A block of data:
════════════════════
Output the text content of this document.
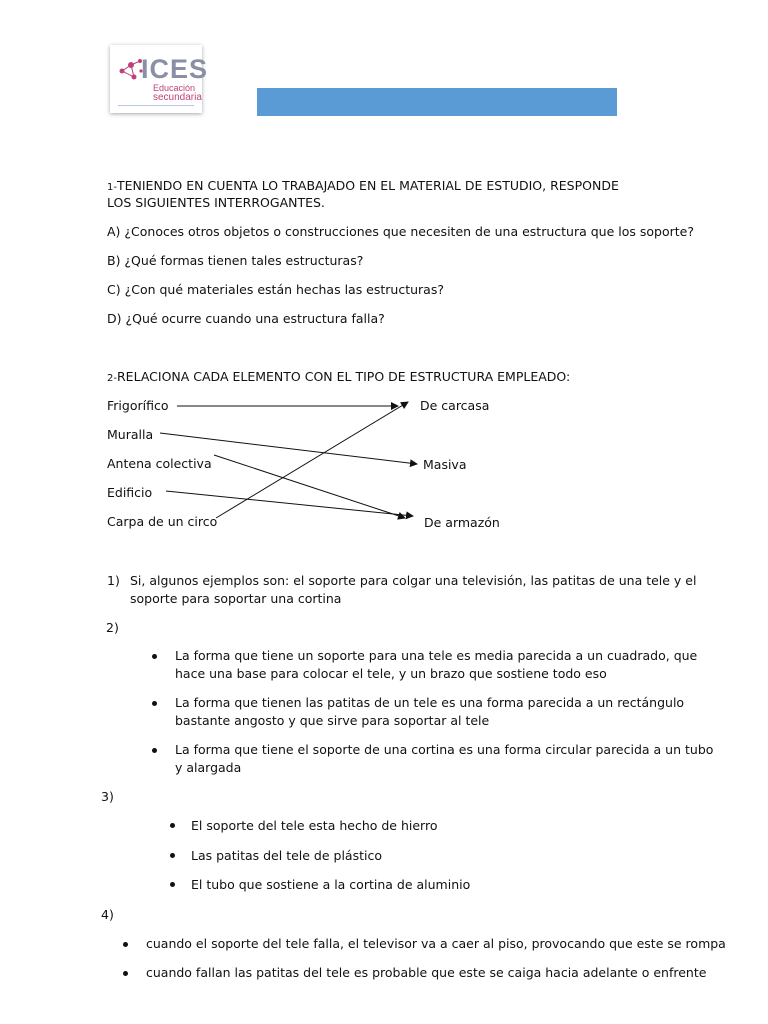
ICES
Educación
secundaria
1-TENIENDO EN CUENTA LO TRABAJADO EN EL MATERIAL DE ESTUDIO, RESPONDE
LOS SIGUIENTES INTERROGANTES.
A) ¿Conoces otros objetos o construcciones que necesiten de una estructura que los soporte?
B) ¿Qué formas tienen tales estructuras?
C) ¿Con qué materiales están hechas las estructuras?
D) ¿Qué ocurre cuando una estructura falla?
2-RELACIONA CADA ELEMENTO CON EL TIPO DE ESTRUCTURA EMPLEADO:
Frigorífico
Muralla
Antena colectiva
Edificio
Carpa de un circo
De carcasa
Masiva
De armazón
1) Si, algunos ejemplos son: el soporte para colgar una televisión, las patitas de una tele y el
soporte para soportar una cortina
2)
La forma que tiene un soporte para una tele es media parecida a un cuadrado, que
hace una base para colocar el tele, y un brazo que sostiene todo eso
La forma que tienen las patitas de un tele es una forma parecida a un rectángulo
bastante angosto y que sirve para soportar al tele
La forma que tiene el soporte de una cortina es una forma circular parecida a un tubo
y alargada
3)
El soporte del tele esta hecho de hierro
Las patitas del tele de plástico
El tubo que sostiene a la cortina de aluminio
4)
cuando el soporte del tele falla, el televisor va a caer al piso, provocando que este se rompa
cuando fallan las patitas del tele es probable que este se caiga hacia adelante o enfrente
════════════════════
* Exercise description:
Leave the pictures out and print the records above exactly as they stand.

* Task answer:
Output the text content of this document.
ICES
Educación
secundaria
1-TENIENDO EN CUENTA LO TRABAJADO EN EL MATERIAL DE ESTUDIO, RESPONDE
LOS SIGUIENTES INTERROGANTES.
A) ¿Conoces otros objetos o construcciones que necesiten de una estructura que los soporte?
B) ¿Qué formas tienen tales estructuras?
C) ¿Con qué materiales están hechas las estructuras?
D) ¿Qué ocurre cuando una estructura falla?
2-RELACIONA CADA ELEMENTO CON EL TIPO DE ESTRUCTURA EMPLEADO:
Frigorífico
Muralla
Antena colectiva
Edificio
Carpa de un circo
De carcasa
Masiva
De armazón
1) Si, algunos ejemplos son: el soporte para colgar una televisión, las patitas de una tele y el
soporte para soportar una cortina
2)
La forma que tiene un soporte para una tele es media parecida a un cuadrado, que
hace una base para colocar el tele, y un brazo que sostiene todo eso
La forma que tienen las patitas de un tele es una forma parecida a un rectángulo
bastante angosto y que sirve para soportar al tele
La forma que tiene el soporte de una cortina es una forma circular parecida a un tubo
y alargada
3)
El soporte del tele esta hecho de hierro
Las patitas del tele de plástico
El tubo que sostiene a la cortina de aluminio
4)
cuando el soporte del tele falla, el televisor va a caer al piso, provocando que este se rompa
cuando fallan las patitas del tele es probable que este se caiga hacia adelante o enfrente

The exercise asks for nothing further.